— START —
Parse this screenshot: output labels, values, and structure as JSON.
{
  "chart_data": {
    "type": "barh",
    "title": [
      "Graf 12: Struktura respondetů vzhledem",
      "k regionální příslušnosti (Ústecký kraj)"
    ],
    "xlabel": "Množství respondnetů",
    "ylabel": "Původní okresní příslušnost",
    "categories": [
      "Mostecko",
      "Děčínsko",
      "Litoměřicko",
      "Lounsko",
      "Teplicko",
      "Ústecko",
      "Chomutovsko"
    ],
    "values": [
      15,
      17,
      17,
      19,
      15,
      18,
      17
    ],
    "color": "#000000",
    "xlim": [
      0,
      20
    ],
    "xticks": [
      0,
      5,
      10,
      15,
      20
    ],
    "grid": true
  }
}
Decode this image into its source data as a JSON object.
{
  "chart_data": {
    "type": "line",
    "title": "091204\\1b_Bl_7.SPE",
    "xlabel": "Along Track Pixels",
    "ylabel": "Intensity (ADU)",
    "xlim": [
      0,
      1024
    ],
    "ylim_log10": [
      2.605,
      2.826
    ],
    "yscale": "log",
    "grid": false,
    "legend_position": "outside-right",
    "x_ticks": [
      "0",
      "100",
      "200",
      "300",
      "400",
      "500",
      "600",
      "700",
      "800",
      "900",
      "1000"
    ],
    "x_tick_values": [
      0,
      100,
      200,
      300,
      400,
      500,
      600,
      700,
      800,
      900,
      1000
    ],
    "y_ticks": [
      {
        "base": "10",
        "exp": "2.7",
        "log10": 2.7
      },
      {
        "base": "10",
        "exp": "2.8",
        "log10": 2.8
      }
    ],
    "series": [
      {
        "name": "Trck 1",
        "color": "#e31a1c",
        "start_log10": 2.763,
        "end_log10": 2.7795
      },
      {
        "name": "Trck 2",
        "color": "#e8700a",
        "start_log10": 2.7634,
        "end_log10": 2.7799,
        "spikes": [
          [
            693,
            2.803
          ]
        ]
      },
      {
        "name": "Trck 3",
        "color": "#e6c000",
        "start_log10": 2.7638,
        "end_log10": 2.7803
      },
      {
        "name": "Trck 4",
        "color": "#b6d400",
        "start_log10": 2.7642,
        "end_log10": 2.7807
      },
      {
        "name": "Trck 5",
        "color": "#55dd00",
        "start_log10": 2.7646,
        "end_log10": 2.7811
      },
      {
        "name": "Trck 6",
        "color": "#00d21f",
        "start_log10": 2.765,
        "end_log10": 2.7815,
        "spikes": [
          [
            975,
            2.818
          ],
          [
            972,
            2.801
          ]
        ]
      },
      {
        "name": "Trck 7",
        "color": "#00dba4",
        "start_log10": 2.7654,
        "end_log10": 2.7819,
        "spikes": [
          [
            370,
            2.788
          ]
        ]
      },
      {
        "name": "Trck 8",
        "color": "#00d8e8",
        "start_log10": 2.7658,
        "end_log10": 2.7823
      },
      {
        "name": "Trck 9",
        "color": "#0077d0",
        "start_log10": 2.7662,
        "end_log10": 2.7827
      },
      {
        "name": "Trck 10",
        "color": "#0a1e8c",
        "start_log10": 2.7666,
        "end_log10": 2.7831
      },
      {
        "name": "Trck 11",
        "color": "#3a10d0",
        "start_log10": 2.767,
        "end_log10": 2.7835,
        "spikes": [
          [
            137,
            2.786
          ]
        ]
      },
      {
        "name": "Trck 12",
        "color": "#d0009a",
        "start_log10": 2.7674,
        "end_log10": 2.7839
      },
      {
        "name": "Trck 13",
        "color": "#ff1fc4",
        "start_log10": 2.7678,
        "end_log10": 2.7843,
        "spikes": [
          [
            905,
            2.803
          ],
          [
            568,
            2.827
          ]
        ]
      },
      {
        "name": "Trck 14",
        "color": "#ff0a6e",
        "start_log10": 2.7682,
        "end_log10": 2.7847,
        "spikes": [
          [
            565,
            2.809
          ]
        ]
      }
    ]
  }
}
— END —
Copy, from the material above, each line in which the string "ylabel" occurs.

> WRITTEN ANSWER
    "ylabel": "Původní okresní příslušnost",
    "ylabel": "Intensity (ADU)",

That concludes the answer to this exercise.